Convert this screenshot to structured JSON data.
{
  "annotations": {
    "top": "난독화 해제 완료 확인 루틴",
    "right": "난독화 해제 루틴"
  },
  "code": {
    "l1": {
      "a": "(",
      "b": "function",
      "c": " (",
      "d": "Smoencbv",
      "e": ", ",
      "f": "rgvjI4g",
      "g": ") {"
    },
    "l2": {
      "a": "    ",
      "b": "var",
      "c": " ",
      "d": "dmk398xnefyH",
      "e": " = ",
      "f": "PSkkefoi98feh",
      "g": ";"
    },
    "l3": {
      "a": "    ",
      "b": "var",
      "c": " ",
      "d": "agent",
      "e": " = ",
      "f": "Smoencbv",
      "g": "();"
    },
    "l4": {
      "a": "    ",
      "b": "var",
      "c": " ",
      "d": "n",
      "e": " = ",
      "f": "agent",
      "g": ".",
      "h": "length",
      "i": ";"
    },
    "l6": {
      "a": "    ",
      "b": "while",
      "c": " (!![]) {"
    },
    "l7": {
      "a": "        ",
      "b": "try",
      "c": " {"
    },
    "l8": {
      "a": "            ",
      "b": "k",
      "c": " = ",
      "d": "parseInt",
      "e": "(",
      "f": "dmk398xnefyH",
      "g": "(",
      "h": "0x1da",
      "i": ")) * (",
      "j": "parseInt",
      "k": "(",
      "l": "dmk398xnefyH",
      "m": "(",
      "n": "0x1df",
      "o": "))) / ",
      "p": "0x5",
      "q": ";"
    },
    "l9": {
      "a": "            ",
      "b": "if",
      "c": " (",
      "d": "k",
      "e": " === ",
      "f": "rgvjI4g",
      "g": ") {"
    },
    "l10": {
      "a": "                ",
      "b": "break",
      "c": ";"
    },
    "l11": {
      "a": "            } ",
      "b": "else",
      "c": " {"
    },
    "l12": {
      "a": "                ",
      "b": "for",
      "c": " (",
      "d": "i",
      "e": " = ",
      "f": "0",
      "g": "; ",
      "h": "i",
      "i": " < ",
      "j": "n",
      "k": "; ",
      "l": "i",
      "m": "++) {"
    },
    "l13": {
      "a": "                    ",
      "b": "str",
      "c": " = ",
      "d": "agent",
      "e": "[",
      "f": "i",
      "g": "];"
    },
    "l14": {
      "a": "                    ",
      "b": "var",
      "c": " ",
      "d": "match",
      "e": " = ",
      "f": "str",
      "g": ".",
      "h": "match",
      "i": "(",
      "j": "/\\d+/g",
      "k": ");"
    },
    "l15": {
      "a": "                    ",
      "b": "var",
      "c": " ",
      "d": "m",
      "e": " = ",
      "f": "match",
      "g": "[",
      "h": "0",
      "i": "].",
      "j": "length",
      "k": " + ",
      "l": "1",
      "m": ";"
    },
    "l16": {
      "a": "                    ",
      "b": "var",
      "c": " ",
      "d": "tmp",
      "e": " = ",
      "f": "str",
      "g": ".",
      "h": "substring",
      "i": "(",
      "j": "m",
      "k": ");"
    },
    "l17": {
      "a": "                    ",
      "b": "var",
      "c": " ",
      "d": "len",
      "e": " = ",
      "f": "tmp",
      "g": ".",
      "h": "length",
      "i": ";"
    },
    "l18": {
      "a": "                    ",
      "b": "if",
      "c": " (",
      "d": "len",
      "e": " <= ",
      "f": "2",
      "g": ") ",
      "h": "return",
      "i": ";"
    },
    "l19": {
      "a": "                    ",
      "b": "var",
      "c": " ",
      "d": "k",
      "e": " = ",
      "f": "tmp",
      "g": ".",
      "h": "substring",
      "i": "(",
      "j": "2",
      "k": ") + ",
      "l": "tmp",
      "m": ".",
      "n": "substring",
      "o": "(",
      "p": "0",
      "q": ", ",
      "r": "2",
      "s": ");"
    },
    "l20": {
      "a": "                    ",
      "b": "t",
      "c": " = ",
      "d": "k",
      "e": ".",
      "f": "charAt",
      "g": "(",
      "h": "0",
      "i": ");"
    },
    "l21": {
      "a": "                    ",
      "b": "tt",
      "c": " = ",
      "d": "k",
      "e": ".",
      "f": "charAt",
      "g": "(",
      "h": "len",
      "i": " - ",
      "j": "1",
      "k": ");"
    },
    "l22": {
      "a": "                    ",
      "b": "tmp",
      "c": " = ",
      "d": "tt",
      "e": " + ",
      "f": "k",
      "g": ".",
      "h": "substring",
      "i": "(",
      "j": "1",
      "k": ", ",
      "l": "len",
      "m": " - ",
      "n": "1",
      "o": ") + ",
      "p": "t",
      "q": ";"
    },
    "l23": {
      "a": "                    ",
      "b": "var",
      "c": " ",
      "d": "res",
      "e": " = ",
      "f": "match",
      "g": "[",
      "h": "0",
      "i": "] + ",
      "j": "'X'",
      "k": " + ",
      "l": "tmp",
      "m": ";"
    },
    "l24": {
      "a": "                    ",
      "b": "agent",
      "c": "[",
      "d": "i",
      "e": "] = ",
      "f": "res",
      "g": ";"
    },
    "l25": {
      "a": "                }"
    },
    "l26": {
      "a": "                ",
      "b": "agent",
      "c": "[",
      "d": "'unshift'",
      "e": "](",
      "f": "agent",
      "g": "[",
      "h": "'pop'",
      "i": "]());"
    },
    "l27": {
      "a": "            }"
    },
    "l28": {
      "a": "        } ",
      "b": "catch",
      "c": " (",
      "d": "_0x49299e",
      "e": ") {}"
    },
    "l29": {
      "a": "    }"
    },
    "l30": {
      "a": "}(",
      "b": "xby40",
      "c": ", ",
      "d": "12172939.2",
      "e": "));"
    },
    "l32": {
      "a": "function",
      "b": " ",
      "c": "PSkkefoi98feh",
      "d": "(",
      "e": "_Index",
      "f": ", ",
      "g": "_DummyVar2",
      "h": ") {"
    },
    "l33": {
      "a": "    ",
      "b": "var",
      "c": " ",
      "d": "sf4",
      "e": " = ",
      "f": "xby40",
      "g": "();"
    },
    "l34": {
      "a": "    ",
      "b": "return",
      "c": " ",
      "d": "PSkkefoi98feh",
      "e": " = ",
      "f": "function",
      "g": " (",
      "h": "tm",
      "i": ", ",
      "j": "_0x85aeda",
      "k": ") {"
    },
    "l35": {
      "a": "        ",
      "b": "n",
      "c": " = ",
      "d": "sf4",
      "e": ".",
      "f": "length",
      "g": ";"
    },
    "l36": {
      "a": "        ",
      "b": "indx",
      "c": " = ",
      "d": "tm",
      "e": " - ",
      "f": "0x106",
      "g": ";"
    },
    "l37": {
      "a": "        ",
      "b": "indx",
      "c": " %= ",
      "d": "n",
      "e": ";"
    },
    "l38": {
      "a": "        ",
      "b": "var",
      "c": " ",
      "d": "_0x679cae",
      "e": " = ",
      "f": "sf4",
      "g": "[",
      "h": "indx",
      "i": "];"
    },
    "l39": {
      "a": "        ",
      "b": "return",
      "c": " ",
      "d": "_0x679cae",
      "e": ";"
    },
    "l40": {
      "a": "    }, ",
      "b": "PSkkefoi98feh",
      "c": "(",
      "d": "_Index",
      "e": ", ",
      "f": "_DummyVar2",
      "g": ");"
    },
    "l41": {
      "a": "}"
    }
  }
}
-------------------------
- Your task -
Return each line of the data exactly as written above.

- Written response -
Convert this screenshot to structured JSON data.
{
  "annotations": {
    "top": "난독화 해제 완료 확인 루틴",
    "right": "난독화 해제 루틴"
  },
  "code": {
    "l1": {
      "a": "(",
      "b": "function",
      "c": " (",
      "d": "Smoencbv",
      "e": ", ",
      "f": "rgvjI4g",
      "g": ") {"
    },
    "l2": {
      "a": "    ",
      "b": "var",
      "c": " ",
      "d": "dmk398xnefyH",
      "e": " = ",
      "f": "PSkkefoi98feh",
      "g": ";"
    },
    "l3": {
      "a": "    ",
      "b": "var",
      "c": " ",
      "d": "agent",
      "e": " = ",
      "f": "Smoencbv",
      "g": "();"
    },
    "l4": {
      "a": "    ",
      "b": "var",
      "c": " ",
      "d": "n",
      "e": " = ",
      "f": "agent",
      "g": ".",
      "h": "length",
      "i": ";"
    },
    "l6": {
      "a": "    ",
      "b": "while",
      "c": " (!![]) {"
    },
    "l7": {
      "a": "        ",
      "b": "try",
      "c": " {"
    },
    "l8": {
      "a": "            ",
      "b": "k",
      "c": " = ",
      "d": "parseInt",
      "e": "(",
      "f": "dmk398xnefyH",
      "g": "(",
      "h": "0x1da",
      "i": ")) * (",
      "j": "parseInt",
      "k": "(",
      "l": "dmk398xnefyH",
      "m": "(",
      "n": "0x1df",
      "o": "))) / ",
      "p": "0x5",
      "q": ";"
    },
    "l9": {
      "a": "            ",
      "b": "if",
      "c": " (",
      "d": "k",
      "e": " === ",
      "f": "rgvjI4g",
      "g": ") {"
    },
    "l10": {
      "a": "                ",
      "b": "break",
      "c": ";"
    },
    "l11": {
      "a": "            } ",
      "b": "else",
      "c": " {"
    },
    "l12": {
      "a": "                ",
      "b": "for",
      "c": " (",
      "d": "i",
      "e": " = ",
      "f": "0",
      "g": "; ",
      "h": "i",
      "i": " < ",
      "j": "n",
      "k": "; ",
      "l": "i",
      "m": "++) {"
    },
    "l13": {
      "a": "                    ",
      "b": "str",
      "c": " = ",
      "d": "agent",
      "e": "[",
      "f": "i",
      "g": "];"
    },
    "l14": {
      "a": "                    ",
      "b": "var",
      "c": " ",
      "d": "match",
      "e": " = ",
      "f": "str",
      "g": ".",
      "h": "match",
      "i": "(",
      "j": "/\\d+/g",
      "k": ");"
    },
    "l15": {
      "a": "                    ",
      "b": "var",
      "c": " ",
      "d": "m",
      "e": " = ",
      "f": "match",
      "g": "[",
      "h": "0",
      "i": "].",
      "j": "length",
      "k": " + ",
      "l": "1",
      "m": ";"
    },
    "l16": {
      "a": "                    ",
      "b": "var",
      "c": " ",
      "d": "tmp",
      "e": " = ",
      "f": "str",
      "g": ".",
      "h": "substring",
      "i": "(",
      "j": "m",
      "k": ");"
    },
    "l17": {
      "a": "                    ",
      "b": "var",
      "c": " ",
      "d": "len",
      "e": " = ",
      "f": "tmp",
      "g": ".",
      "h": "length",
      "i": ";"
    },
    "l18": {
      "a": "                    ",
      "b": "if",
      "c": " (",
      "d": "len",
      "e": " <= ",
      "f": "2",
      "g": ") ",
      "h": "return",
      "i": ";"
    },
    "l19": {
      "a": "                    ",
      "b": "var",
      "c": " ",
      "d": "k",
      "e": " = ",
      "f": "tmp",
      "g": ".",
      "h": "substring",
      "i": "(",
      "j": "2",
      "k": ") + ",
      "l": "tmp",
      "m": ".",
      "n": "substring",
      "o": "(",
      "p": "0",
      "q": ", ",
      "r": "2",
      "s": ");"
    },
    "l20": {
      "a": "                    ",
      "b": "t",
      "c": " = ",
      "d": "k",
      "e": ".",
      "f": "charAt",
      "g": "(",
      "h": "0",
      "i": ");"
    },
    "l21": {
      "a": "                    ",
      "b": "tt",
      "c": " = ",
      "d": "k",
      "e": ".",
      "f": "charAt",
      "g": "(",
      "h": "len",
      "i": " - ",
      "j": "1",
      "k": ");"
    },
    "l22": {
      "a": "                    ",
      "b": "tmp",
      "c": " = ",
      "d": "tt",
      "e": " + ",
      "f": "k",
      "g": ".",
      "h": "substring",
      "i": "(",
      "j": "1",
      "k": ", ",
      "l": "len",
      "m": " - ",
      "n": "1",
      "o": ") + ",
      "p": "t",
      "q": ";"
    },
    "l23": {
      "a": "                    ",
      "b": "var",
      "c": " ",
      "d": "res",
      "e": " = ",
      "f": "match",
      "g": "[",
      "h": "0",
      "i": "] + ",
      "j": "'X'",
      "k": " + ",
      "l": "tmp",
      "m": ";"
    },
    "l24": {
      "a": "                    ",
      "b": "agent",
      "c": "[",
      "d": "i",
      "e": "] = ",
      "f": "res",
      "g": ";"
    },
    "l25": {
      "a": "                }"
    },
    "l26": {
      "a": "                ",
      "b": "agent",
      "c": "[",
      "d": "'unshift'",
      "e": "](",
      "f": "agent",
      "g": "[",
      "h": "'pop'",
      "i": "]());"
    },
    "l27": {
      "a": "            }"
    },
    "l28": {
      "a": "        } ",
      "b": "catch",
      "c": " (",
      "d": "_0x49299e",
      "e": ") {}"
    },
    "l29": {
      "a": "    }"
    },
    "l30": {
      "a": "}(",
      "b": "xby40",
      "c": ", ",
      "d": "12172939.2",
      "e": "));"
    },
    "l32": {
      "a": "function",
      "b": " ",
      "c": "PSkkefoi98feh",
      "d": "(",
      "e": "_Index",
      "f": ", ",
      "g": "_DummyVar2",
      "h": ") {"
    },
    "l33": {
      "a": "    ",
      "b": "var",
      "c": " ",
      "d": "sf4",
      "e": " = ",
      "f": "xby40",
      "g": "();"
    },
    "l34": {
      "a": "    ",
      "b": "return",
      "c": " ",
      "d": "PSkkefoi98feh",
      "e": " = ",
      "f": "function",
      "g": " (",
      "h": "tm",
      "i": ", ",
      "j": "_0x85aeda",
      "k": ") {"
    },
    "l35": {
      "a": "        ",
      "b": "n",
      "c": " = ",
      "d": "sf4",
      "e": ".",
      "f": "length",
      "g": ";"
    },
    "l36": {
      "a": "        ",
      "b": "indx",
      "c": " = ",
      "d": "tm",
      "e": " - ",
      "f": "0x106",
      "g": ";"
    },
    "l37": {
      "a": "        ",
      "b": "indx",
      "c": " %= ",
      "d": "n",
      "e": ";"
    },
    "l38": {
      "a": "        ",
      "b": "var",
      "c": " ",
      "d": "_0x679cae",
      "e": " = ",
      "f": "sf4",
      "g": "[",
      "h": "indx",
      "i": "];"
    },
    "l39": {
      "a": "        ",
      "b": "return",
      "c": " ",
      "d": "_0x679cae",
      "e": ";"
    },
    "l40": {
      "a": "    }, ",
      "b": "PSkkefoi98feh",
      "c": "(",
      "d": "_Index",
      "e": ", ",
      "f": "_DummyVar2",
      "g": ");"
    },
    "l41": {
      "a": "}"
    }
  }
}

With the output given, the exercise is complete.